►
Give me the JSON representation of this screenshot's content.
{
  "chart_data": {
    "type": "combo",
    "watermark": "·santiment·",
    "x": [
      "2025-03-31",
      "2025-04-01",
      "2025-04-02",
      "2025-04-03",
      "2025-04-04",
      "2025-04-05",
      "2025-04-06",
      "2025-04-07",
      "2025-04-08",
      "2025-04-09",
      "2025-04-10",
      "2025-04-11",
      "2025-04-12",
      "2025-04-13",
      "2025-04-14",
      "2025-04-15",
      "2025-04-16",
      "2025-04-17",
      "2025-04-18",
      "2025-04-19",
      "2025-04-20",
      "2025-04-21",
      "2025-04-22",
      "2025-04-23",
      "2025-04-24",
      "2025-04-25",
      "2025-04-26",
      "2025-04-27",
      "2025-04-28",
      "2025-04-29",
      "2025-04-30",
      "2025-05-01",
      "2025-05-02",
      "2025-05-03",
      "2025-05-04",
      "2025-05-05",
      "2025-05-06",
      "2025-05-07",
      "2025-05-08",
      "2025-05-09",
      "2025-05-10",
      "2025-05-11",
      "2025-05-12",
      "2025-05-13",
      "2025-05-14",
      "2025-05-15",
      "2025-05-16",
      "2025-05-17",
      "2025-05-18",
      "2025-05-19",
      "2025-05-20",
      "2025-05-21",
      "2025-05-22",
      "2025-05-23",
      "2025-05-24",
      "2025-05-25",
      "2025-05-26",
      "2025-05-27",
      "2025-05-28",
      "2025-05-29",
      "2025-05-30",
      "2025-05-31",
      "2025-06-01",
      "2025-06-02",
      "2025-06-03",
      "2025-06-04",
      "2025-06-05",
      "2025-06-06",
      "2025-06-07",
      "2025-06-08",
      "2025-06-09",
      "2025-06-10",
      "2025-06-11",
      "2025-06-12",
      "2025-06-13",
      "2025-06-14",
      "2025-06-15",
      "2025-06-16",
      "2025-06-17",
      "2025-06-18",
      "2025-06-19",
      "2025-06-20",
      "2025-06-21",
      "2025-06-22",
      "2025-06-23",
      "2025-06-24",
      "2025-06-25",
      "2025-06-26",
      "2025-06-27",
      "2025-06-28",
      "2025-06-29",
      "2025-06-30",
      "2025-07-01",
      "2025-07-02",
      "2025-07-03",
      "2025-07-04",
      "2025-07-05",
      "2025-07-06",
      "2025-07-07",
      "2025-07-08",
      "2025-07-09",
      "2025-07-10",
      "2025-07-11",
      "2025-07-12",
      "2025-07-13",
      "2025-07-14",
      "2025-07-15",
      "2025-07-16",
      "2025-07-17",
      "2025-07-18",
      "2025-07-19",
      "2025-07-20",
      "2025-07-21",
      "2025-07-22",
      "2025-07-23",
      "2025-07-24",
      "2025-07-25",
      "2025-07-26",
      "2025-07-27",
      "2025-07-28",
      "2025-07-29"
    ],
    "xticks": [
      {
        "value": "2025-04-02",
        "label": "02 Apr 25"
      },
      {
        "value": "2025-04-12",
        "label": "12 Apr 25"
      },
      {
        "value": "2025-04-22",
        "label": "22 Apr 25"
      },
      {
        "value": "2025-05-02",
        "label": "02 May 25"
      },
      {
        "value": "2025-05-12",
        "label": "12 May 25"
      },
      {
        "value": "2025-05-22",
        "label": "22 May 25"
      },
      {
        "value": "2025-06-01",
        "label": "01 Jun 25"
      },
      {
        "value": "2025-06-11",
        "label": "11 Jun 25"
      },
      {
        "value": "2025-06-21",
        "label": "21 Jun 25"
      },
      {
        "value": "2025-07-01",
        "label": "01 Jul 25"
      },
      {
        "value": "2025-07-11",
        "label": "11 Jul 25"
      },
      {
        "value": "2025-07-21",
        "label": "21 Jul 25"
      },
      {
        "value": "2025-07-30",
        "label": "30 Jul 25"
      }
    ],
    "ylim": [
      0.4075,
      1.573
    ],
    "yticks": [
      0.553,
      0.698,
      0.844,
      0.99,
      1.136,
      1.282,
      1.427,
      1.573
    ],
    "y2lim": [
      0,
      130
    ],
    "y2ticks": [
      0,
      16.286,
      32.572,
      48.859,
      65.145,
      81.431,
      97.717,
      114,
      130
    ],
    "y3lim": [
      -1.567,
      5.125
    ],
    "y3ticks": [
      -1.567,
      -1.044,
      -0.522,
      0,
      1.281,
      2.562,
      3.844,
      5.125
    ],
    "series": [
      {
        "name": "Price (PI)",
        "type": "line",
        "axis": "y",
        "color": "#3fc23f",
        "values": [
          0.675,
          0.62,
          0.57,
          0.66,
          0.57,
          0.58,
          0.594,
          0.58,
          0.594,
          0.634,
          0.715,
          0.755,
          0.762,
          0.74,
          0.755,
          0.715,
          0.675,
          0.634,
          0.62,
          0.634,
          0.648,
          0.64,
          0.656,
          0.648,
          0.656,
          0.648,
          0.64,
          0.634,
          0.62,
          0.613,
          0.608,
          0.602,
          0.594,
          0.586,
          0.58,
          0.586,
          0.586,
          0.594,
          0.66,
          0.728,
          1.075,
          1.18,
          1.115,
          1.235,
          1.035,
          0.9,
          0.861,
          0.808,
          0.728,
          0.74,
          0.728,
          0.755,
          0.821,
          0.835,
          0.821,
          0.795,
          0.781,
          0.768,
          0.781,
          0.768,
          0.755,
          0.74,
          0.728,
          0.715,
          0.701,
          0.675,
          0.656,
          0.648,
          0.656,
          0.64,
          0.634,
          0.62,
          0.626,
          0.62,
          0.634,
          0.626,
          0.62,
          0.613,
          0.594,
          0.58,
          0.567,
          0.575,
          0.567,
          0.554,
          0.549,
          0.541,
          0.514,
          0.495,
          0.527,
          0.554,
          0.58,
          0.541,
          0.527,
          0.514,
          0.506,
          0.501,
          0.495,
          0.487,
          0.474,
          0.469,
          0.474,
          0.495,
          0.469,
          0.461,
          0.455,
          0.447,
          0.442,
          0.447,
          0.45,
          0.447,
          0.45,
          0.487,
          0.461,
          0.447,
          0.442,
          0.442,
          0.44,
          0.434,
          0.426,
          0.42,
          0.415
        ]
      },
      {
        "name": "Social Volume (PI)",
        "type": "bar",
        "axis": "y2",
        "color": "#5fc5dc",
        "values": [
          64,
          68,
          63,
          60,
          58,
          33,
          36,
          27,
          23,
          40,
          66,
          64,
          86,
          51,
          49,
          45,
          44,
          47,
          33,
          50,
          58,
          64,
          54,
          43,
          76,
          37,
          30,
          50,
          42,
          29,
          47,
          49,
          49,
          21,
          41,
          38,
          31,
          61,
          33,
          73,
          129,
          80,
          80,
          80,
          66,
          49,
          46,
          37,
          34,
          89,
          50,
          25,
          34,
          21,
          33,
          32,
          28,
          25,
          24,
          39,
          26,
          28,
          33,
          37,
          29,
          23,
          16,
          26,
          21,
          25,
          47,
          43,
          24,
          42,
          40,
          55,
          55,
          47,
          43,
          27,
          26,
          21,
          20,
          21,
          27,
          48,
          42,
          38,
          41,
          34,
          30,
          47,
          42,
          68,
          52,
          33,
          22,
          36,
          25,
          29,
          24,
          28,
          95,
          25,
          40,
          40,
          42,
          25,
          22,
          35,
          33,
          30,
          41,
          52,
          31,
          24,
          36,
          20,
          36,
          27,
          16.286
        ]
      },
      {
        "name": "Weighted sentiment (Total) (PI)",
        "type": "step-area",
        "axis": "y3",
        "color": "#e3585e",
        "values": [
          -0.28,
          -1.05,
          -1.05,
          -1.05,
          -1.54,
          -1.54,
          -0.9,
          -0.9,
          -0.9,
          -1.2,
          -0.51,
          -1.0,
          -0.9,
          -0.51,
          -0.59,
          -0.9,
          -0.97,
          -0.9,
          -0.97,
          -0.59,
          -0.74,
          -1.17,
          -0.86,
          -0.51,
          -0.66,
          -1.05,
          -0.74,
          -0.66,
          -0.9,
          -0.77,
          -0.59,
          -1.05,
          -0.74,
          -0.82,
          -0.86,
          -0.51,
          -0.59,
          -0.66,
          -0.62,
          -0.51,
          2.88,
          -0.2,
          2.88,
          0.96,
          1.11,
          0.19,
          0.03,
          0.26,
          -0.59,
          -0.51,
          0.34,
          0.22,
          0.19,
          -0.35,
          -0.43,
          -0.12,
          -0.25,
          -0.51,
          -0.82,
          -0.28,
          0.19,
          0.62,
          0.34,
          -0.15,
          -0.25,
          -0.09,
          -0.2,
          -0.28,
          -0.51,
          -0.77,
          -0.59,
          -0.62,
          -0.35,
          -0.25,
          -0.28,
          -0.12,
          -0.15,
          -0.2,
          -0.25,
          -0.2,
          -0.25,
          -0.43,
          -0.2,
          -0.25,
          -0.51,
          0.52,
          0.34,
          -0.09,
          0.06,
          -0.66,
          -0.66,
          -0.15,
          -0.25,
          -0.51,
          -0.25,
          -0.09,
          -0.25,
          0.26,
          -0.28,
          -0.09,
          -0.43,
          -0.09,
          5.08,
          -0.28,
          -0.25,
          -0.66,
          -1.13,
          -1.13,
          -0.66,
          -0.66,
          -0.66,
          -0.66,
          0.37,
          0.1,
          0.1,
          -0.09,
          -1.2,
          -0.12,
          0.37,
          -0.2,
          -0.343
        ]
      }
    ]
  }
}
◄
> **Work to be completed**
Check every line of the listing for the string "name" and report how many lines have it, as a number alone.

> **Solution for this problem**
3